● **Exercise materials**
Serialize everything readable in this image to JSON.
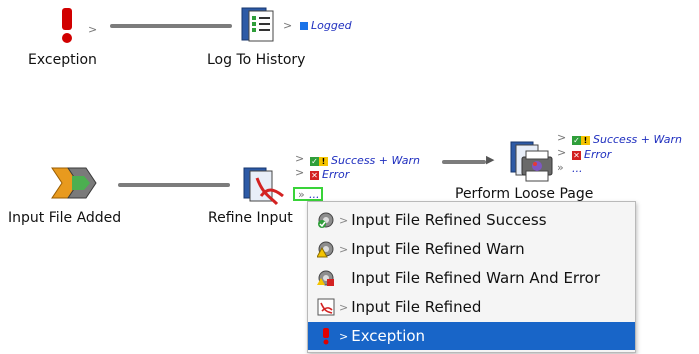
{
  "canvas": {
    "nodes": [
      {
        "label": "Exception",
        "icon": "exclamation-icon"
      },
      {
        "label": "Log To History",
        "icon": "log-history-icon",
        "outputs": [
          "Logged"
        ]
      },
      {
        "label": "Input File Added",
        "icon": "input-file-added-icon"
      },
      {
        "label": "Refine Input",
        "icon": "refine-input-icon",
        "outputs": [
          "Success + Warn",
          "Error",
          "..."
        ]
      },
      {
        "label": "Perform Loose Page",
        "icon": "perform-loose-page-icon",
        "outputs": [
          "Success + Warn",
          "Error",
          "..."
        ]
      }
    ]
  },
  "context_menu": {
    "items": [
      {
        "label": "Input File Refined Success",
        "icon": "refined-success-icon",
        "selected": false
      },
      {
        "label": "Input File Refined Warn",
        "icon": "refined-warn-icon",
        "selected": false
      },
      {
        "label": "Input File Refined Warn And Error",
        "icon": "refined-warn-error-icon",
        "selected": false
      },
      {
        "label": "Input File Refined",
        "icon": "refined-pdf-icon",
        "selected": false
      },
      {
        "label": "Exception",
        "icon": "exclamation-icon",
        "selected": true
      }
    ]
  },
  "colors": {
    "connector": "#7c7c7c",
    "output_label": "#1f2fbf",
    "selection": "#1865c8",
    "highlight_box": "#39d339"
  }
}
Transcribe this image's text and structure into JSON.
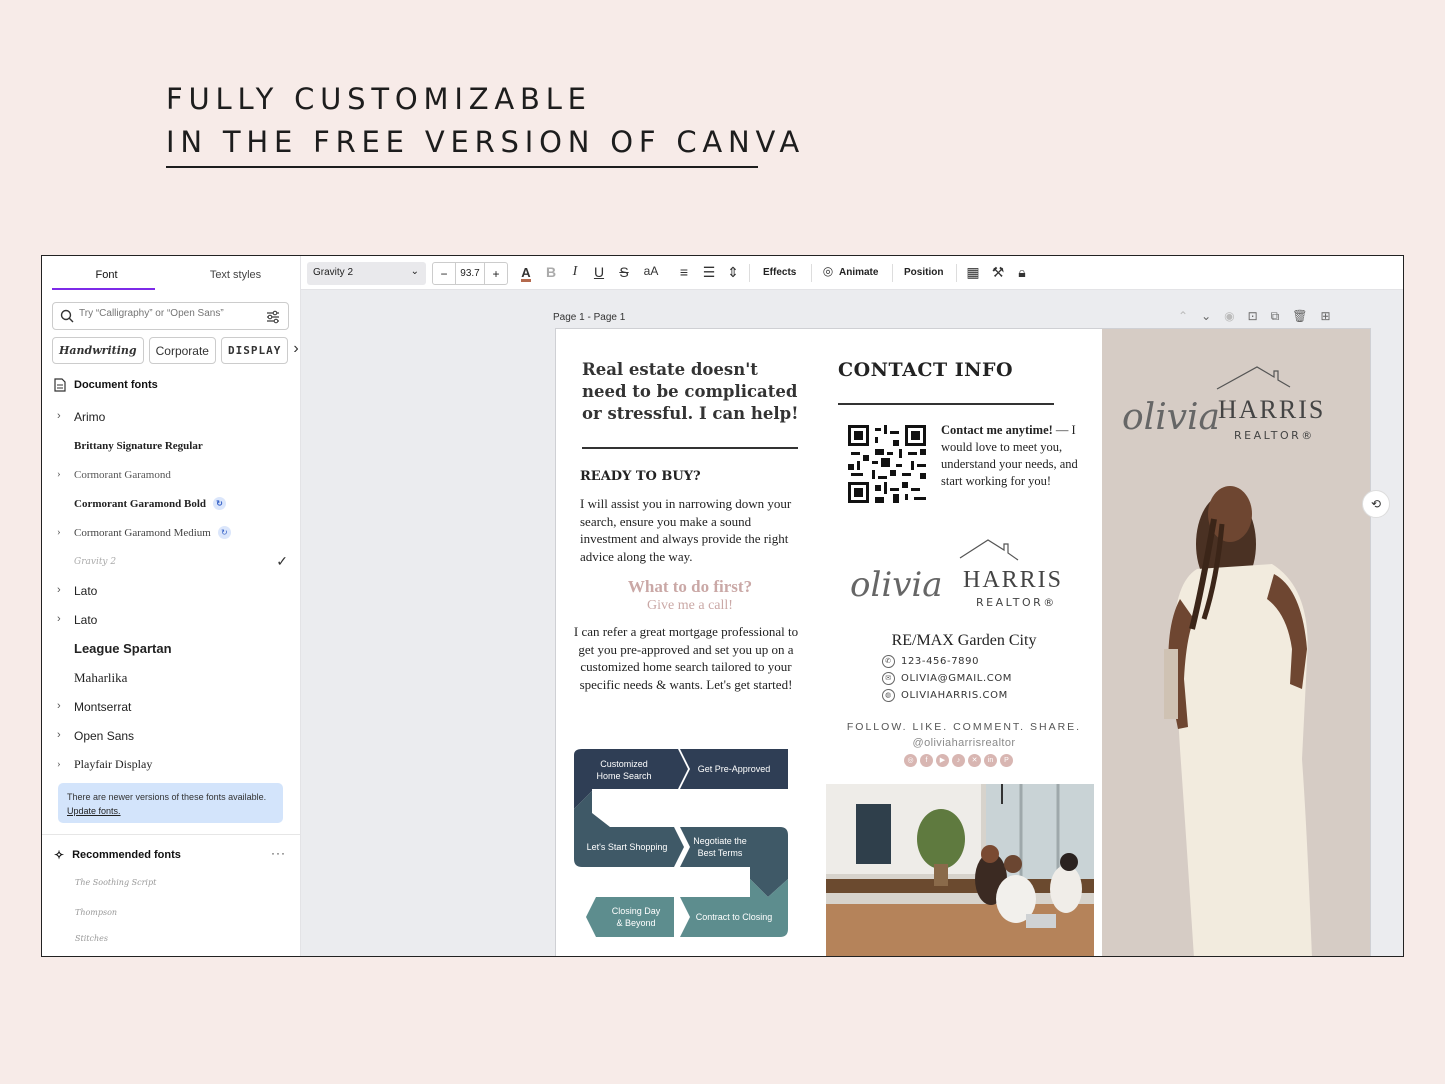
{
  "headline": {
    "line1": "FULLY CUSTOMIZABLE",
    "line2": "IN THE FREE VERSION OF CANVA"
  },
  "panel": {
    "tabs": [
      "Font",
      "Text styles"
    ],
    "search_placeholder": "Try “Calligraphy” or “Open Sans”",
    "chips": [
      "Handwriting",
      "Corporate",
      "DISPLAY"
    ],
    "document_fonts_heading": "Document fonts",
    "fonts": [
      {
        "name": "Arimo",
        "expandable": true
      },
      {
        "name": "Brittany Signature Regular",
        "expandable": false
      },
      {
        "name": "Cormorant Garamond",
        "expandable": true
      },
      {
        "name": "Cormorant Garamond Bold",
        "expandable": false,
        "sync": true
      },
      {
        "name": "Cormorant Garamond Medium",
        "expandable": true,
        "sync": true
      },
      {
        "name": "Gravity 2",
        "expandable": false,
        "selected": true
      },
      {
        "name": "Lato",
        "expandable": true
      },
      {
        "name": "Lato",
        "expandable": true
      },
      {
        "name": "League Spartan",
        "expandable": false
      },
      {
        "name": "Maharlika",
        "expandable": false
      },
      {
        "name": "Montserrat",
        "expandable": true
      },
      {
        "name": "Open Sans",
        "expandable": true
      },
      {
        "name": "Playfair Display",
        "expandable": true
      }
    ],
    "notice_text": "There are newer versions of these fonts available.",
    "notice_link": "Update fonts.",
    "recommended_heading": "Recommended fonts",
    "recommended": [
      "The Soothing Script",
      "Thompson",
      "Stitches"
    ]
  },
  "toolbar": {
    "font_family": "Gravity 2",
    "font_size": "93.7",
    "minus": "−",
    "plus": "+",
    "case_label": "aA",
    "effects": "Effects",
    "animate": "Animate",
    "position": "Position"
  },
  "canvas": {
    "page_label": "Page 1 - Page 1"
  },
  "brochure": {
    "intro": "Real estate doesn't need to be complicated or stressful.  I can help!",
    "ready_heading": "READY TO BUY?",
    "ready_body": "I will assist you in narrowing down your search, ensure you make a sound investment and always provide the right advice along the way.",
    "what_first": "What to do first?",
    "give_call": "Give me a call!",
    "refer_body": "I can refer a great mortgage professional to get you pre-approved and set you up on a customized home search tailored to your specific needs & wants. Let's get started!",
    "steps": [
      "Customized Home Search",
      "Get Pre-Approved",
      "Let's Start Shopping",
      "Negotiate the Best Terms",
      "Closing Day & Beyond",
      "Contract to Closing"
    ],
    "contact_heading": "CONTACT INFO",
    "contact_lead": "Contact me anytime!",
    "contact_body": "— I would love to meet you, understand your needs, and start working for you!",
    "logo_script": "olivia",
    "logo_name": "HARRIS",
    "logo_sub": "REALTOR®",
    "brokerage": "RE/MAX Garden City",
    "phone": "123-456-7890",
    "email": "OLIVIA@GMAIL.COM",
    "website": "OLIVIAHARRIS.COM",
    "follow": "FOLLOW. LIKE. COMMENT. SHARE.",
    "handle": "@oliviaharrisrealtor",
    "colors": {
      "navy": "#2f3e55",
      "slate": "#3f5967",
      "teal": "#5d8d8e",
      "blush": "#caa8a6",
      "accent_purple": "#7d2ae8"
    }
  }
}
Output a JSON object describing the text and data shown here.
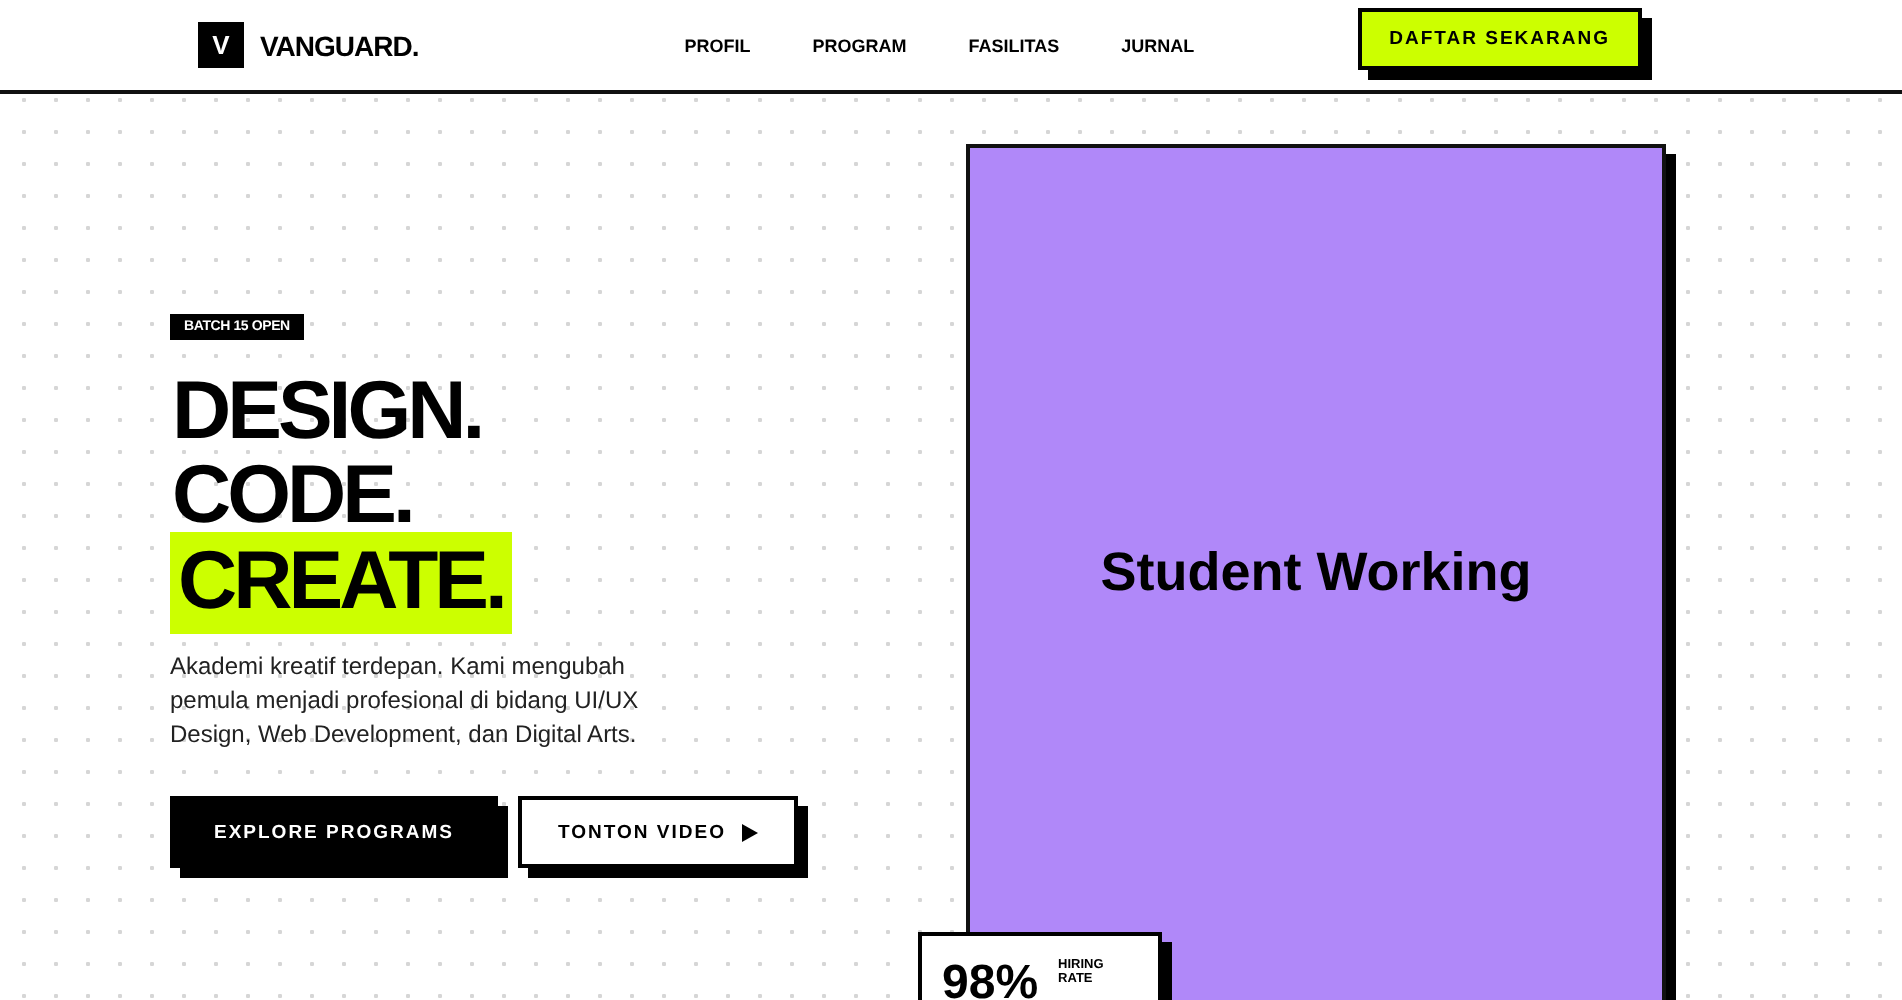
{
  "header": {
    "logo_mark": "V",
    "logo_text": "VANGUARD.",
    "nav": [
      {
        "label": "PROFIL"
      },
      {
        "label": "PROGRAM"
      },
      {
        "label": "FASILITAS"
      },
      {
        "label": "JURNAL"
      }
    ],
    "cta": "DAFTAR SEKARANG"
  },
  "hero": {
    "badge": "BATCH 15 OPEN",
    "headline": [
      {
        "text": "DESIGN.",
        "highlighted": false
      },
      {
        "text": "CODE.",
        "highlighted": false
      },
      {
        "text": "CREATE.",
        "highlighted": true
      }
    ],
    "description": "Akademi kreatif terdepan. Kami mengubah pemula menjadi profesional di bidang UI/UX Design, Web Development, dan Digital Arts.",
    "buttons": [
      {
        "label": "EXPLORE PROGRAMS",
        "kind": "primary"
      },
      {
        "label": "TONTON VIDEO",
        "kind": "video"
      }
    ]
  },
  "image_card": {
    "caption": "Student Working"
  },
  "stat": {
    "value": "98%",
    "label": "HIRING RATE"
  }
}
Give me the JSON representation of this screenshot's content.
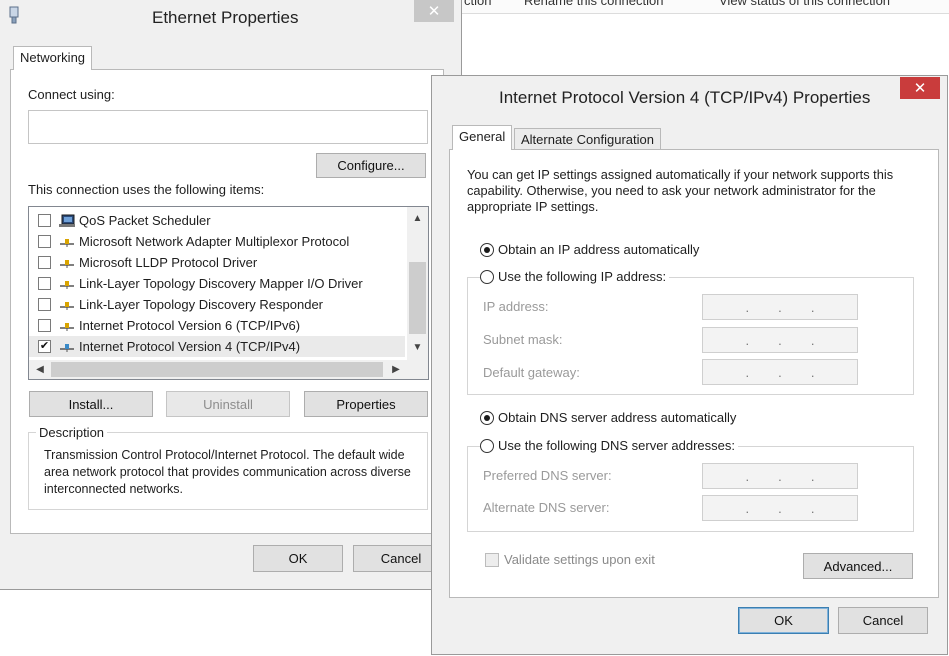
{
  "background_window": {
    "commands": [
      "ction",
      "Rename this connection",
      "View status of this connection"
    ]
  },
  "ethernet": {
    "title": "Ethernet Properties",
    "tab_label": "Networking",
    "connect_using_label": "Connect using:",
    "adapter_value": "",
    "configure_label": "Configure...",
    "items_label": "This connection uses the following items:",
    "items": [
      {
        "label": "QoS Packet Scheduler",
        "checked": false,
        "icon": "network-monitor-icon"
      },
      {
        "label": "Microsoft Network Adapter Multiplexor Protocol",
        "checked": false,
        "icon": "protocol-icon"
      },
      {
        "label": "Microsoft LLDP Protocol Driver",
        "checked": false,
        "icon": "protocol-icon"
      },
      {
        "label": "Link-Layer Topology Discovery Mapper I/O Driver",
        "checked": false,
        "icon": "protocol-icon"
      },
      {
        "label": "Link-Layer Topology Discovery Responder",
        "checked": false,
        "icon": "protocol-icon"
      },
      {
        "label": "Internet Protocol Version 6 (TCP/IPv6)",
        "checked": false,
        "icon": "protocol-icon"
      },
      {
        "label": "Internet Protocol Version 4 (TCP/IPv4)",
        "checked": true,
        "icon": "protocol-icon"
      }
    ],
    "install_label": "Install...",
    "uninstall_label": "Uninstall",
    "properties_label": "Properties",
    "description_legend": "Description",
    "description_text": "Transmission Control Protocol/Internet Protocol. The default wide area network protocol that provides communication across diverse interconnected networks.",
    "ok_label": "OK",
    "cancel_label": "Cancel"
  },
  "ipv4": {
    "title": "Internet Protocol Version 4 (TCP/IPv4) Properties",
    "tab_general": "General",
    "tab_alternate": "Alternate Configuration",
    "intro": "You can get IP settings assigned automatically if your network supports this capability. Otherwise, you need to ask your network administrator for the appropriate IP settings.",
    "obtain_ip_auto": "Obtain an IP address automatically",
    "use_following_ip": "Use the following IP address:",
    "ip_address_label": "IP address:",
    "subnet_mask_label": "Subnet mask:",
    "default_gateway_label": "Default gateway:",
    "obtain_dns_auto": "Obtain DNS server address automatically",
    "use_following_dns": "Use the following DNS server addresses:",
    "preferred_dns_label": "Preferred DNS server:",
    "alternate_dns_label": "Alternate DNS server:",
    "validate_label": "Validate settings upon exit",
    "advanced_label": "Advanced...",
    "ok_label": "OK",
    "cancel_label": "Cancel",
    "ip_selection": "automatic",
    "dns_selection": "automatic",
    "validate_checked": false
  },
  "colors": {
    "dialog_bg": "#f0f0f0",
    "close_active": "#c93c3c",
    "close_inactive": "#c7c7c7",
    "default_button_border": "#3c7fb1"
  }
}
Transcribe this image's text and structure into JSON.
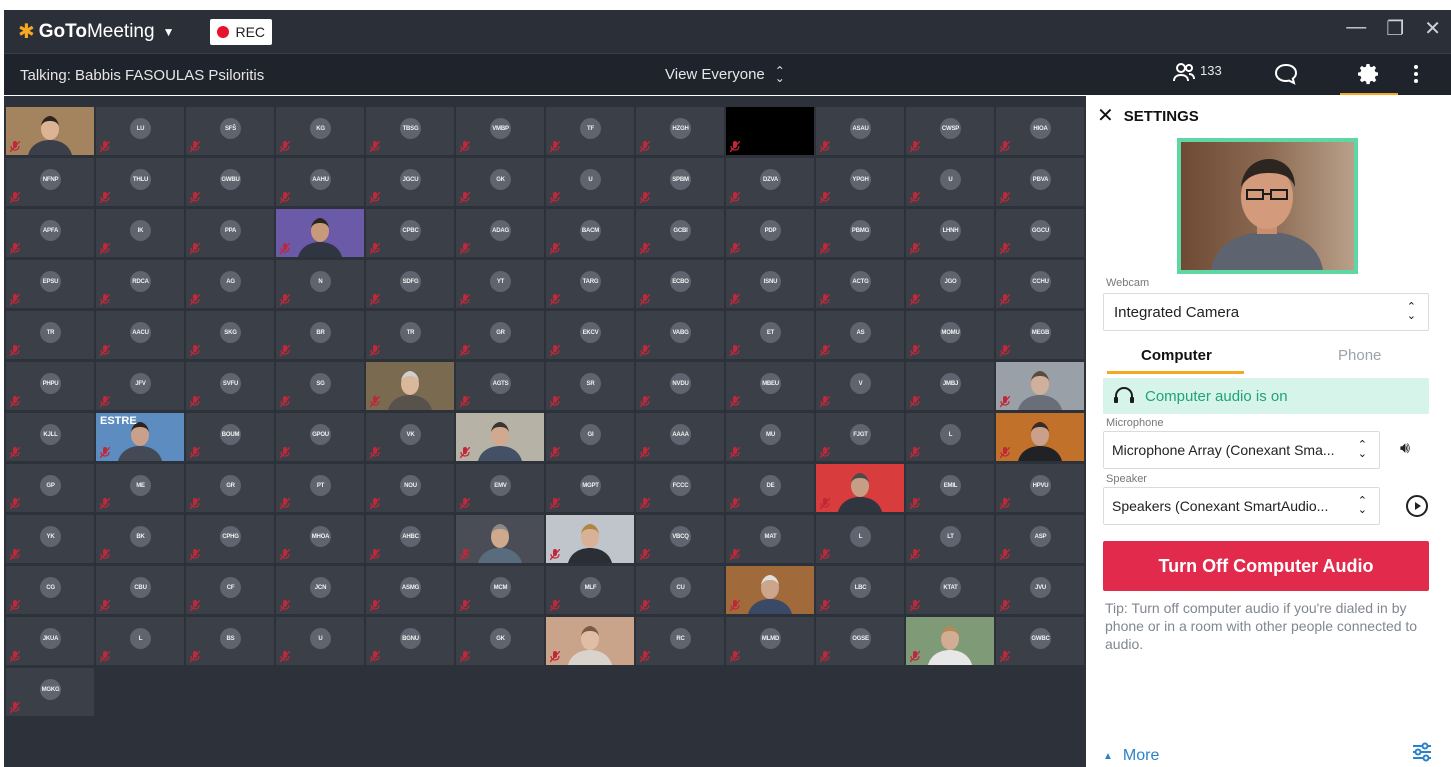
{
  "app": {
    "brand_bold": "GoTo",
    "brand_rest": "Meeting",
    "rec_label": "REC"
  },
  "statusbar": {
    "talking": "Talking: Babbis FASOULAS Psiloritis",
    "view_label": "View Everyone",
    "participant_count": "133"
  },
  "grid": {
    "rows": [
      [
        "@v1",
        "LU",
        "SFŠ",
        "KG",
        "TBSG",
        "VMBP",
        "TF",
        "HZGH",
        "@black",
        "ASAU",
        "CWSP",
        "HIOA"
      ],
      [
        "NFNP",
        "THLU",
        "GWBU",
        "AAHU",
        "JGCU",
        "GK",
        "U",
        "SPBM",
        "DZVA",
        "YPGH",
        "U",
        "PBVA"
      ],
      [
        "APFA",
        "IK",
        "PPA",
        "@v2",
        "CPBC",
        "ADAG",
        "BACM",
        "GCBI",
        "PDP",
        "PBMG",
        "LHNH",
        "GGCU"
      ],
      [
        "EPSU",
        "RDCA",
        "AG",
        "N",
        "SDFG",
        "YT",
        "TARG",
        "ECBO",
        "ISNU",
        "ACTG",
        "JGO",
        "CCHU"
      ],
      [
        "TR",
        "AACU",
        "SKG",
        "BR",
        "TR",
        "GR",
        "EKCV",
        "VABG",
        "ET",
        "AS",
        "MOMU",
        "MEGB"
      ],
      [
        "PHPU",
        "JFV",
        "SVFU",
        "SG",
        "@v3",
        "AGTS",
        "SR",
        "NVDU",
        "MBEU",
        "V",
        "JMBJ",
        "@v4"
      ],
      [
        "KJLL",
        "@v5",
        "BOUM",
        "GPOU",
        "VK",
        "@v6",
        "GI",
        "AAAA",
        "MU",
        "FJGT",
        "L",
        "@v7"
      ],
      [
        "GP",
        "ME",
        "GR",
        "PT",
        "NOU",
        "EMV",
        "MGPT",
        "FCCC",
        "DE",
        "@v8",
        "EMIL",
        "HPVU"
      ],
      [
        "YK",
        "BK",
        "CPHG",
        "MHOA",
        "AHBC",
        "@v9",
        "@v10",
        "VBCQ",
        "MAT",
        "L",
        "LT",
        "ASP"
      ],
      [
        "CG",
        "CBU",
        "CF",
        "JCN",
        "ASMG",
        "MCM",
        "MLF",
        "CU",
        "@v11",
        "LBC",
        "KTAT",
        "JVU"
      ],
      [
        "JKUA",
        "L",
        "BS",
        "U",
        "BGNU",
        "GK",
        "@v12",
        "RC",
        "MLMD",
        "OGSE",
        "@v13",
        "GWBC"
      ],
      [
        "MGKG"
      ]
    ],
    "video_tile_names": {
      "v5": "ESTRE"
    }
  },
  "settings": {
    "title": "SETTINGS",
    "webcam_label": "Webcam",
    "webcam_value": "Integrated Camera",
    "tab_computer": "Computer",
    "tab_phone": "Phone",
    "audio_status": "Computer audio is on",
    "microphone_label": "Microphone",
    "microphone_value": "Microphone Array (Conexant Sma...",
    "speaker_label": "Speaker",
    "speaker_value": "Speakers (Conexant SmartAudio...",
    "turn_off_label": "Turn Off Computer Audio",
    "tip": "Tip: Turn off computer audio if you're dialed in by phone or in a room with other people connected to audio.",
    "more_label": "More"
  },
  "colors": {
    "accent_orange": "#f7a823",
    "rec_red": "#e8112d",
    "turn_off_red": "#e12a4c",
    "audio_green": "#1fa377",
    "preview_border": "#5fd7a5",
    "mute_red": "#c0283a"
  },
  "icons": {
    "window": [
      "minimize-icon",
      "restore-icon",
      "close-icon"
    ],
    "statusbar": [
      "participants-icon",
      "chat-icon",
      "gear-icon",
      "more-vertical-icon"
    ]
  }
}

● **Task description**
Tell how many lines of the records above hold the string "intro". Give no other text.

● **Final result**
2